Stored records
▼▼▼

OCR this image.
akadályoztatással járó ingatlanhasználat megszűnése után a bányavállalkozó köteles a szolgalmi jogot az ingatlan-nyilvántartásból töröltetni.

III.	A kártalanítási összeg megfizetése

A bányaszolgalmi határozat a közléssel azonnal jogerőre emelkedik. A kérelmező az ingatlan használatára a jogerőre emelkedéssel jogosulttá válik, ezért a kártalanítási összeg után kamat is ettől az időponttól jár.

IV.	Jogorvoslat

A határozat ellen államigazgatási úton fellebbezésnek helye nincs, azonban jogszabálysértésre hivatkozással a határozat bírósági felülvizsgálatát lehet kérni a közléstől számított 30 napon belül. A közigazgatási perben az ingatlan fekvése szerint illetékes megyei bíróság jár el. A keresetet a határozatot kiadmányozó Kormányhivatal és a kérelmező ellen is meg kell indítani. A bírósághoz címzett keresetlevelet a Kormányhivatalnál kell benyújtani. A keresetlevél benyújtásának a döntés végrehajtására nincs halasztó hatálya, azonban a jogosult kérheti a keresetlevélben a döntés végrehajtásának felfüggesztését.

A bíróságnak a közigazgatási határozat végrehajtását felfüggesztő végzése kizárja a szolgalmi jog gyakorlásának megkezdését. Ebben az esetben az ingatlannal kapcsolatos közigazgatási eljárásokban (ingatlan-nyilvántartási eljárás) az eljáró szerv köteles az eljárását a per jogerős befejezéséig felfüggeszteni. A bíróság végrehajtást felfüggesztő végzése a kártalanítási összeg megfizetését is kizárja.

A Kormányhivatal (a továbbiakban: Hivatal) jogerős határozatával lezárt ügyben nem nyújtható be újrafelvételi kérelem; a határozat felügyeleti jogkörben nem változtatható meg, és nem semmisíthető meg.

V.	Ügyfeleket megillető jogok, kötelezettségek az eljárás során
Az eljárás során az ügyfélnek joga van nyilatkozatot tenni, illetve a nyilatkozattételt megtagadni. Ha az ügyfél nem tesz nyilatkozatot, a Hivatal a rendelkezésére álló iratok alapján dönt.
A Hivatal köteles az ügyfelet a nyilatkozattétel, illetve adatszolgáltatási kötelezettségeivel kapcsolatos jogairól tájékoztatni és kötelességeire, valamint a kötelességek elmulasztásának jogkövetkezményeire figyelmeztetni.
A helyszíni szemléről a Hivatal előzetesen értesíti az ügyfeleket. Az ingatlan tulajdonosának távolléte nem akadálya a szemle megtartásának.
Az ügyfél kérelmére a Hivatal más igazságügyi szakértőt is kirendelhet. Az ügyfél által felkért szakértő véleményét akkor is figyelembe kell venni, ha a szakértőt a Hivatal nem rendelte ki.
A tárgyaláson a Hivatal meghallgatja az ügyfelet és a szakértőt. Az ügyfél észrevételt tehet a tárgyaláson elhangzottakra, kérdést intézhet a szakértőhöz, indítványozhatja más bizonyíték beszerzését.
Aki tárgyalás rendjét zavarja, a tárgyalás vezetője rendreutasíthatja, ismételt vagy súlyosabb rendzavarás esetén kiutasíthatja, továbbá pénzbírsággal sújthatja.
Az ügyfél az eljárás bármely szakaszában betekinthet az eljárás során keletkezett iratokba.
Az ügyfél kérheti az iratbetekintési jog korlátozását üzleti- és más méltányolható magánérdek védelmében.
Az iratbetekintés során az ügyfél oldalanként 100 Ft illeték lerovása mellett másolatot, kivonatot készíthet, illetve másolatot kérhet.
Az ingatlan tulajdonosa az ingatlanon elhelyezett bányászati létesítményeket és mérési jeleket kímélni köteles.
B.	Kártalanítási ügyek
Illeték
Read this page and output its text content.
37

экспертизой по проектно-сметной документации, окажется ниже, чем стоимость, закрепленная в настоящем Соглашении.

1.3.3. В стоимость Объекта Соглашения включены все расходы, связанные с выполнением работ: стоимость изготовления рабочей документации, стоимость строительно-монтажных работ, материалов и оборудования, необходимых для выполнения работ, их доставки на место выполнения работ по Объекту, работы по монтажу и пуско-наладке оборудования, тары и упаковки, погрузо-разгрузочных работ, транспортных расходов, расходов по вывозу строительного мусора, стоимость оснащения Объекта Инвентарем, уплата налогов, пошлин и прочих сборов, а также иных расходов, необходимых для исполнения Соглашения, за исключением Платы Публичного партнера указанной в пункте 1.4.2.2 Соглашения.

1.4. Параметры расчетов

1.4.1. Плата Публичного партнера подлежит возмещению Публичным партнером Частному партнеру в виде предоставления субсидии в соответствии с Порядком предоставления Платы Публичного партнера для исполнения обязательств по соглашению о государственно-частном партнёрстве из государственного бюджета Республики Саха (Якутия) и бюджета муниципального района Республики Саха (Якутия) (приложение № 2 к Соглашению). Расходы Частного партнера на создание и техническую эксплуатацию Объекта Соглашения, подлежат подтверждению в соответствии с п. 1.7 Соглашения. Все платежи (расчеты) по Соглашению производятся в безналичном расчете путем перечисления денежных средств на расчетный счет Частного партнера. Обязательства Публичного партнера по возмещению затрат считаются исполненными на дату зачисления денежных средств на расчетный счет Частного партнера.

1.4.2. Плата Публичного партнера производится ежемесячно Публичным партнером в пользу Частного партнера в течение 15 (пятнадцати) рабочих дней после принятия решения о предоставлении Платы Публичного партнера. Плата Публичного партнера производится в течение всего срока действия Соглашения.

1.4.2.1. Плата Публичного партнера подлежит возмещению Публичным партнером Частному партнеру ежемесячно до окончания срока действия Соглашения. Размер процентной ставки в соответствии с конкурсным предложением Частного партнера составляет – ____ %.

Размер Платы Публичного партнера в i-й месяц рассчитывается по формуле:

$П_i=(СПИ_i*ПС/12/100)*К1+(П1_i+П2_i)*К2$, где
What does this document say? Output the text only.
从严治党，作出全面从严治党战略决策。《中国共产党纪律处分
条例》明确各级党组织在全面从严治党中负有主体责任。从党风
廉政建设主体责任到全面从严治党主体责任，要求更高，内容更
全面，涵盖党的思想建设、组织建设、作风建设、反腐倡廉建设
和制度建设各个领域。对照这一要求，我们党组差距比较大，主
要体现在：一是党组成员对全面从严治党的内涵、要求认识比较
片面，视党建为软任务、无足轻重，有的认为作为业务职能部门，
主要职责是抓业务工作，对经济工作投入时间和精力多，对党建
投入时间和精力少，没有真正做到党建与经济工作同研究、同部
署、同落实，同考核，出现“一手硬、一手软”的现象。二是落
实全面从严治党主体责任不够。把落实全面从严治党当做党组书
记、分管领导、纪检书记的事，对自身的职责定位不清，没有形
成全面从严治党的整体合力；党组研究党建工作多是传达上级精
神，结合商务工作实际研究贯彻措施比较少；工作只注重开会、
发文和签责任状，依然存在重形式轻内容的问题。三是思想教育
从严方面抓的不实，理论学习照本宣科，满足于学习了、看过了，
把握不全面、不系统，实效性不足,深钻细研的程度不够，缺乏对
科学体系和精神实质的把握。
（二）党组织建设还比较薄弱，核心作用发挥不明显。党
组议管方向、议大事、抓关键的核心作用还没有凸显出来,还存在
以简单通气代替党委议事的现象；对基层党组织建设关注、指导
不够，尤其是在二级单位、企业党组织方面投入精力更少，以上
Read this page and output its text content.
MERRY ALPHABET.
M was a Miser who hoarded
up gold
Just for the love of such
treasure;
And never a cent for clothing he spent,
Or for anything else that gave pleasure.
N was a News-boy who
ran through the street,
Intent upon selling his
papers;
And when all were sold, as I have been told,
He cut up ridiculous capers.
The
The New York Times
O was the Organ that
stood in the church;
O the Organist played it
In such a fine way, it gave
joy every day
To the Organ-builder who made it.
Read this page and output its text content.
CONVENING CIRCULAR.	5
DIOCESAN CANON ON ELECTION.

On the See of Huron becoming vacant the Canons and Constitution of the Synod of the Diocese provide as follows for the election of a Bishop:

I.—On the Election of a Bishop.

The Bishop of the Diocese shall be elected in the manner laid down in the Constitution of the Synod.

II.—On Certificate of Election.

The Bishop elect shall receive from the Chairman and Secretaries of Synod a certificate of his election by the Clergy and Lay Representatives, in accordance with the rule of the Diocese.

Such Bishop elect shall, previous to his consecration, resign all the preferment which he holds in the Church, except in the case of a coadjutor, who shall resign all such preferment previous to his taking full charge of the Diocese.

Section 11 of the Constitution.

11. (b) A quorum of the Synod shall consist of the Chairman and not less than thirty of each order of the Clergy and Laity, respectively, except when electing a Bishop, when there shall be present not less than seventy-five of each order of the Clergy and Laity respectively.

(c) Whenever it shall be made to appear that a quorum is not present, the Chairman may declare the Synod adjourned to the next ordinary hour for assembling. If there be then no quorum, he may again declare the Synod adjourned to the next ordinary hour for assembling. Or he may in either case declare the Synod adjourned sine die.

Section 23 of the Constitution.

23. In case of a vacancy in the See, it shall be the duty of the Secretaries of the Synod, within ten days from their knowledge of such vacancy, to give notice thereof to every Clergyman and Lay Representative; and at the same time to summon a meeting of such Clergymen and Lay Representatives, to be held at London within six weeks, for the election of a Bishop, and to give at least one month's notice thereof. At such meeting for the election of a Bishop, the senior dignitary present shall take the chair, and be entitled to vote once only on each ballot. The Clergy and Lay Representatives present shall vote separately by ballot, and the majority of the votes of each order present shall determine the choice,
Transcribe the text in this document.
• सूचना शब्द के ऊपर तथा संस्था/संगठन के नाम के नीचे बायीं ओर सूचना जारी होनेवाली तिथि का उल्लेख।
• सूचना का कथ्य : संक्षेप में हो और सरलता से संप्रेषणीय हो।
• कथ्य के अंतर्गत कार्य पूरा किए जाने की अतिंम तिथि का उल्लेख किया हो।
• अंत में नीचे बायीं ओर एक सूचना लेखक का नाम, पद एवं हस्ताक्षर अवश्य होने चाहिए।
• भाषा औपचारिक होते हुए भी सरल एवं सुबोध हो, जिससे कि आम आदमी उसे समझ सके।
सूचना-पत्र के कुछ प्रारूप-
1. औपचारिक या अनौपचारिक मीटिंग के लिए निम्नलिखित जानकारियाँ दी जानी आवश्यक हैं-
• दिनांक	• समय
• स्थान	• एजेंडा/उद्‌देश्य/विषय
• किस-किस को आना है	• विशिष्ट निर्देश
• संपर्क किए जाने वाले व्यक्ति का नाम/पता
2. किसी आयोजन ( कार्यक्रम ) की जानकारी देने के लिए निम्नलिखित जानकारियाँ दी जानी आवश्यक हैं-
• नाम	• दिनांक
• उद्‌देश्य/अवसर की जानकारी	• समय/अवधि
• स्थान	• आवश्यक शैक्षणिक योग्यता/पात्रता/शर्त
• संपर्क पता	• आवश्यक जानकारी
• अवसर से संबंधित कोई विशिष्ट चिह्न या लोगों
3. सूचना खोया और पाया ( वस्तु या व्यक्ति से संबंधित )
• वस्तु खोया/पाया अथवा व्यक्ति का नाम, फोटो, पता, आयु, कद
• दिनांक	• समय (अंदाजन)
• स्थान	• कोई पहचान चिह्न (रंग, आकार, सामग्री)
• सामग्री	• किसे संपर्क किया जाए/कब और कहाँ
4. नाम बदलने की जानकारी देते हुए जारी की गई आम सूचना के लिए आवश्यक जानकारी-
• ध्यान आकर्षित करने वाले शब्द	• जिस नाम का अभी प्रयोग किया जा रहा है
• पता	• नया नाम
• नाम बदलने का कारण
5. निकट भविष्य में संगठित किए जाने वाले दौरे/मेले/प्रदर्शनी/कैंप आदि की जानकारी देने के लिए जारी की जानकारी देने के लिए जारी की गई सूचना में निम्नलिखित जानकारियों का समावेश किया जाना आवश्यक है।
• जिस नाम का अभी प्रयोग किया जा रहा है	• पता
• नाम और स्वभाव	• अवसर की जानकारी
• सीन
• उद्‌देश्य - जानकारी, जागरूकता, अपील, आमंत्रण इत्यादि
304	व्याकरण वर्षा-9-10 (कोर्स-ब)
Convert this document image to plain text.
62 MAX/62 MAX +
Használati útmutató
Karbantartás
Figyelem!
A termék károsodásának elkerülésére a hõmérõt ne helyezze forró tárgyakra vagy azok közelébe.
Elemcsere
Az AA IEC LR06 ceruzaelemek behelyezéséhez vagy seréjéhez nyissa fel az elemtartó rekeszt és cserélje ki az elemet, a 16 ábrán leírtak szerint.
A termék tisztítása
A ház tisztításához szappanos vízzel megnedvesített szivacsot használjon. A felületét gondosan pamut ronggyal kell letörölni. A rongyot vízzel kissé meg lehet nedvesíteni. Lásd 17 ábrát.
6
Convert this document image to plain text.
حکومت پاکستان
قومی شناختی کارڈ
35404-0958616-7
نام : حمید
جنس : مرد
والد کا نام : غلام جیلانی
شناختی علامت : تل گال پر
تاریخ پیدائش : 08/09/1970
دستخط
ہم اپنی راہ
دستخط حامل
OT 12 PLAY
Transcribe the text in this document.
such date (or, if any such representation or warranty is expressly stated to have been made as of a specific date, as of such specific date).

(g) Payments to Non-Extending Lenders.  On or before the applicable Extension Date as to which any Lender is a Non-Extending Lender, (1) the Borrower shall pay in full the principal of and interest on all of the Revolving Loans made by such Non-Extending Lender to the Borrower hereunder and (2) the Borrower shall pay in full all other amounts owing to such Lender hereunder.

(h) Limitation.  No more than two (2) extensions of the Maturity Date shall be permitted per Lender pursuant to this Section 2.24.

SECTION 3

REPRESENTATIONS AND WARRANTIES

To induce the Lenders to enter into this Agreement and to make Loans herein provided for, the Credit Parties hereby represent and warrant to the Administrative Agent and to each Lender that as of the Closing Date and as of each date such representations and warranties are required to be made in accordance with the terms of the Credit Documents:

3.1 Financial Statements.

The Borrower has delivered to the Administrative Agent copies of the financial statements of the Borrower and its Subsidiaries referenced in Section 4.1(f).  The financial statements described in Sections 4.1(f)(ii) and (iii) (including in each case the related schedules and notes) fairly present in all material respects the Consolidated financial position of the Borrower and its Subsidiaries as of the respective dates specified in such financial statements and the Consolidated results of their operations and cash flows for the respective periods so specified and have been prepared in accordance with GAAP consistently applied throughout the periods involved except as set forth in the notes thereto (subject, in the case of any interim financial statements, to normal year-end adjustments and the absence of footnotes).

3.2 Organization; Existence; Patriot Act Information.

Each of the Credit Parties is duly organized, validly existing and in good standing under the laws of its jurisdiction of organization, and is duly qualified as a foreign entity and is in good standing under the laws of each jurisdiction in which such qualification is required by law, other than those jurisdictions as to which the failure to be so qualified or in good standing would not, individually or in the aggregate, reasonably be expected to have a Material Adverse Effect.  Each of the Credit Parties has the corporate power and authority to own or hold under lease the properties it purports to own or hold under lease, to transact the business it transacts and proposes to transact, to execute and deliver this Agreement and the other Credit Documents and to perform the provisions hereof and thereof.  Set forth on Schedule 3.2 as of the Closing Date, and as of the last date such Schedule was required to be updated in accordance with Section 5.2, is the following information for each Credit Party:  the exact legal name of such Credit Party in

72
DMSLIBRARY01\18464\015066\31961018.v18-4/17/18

▲▲▲

Find every line in the records that contains the word "действия"; copy those lines.

1.4.2. Плата Публичного партнера производится ежемесячно Публичным партнером в пользу Частного партнера в течение 15 (пятнадцати) рабочих дней после принятия решения о предоставлении Платы Публичного партнера. Плата Публичного партнера производится в течение всего срока действия Соглашения.
1.4.2.1. Плата Публичного партнера подлежит возмещению Публичным партнером Частному партнеру ежемесячно до окончания срока действия Соглашения. Размер процентной ставки в соответствии с конкурсным предложением Частного партнера составляет – ____ %.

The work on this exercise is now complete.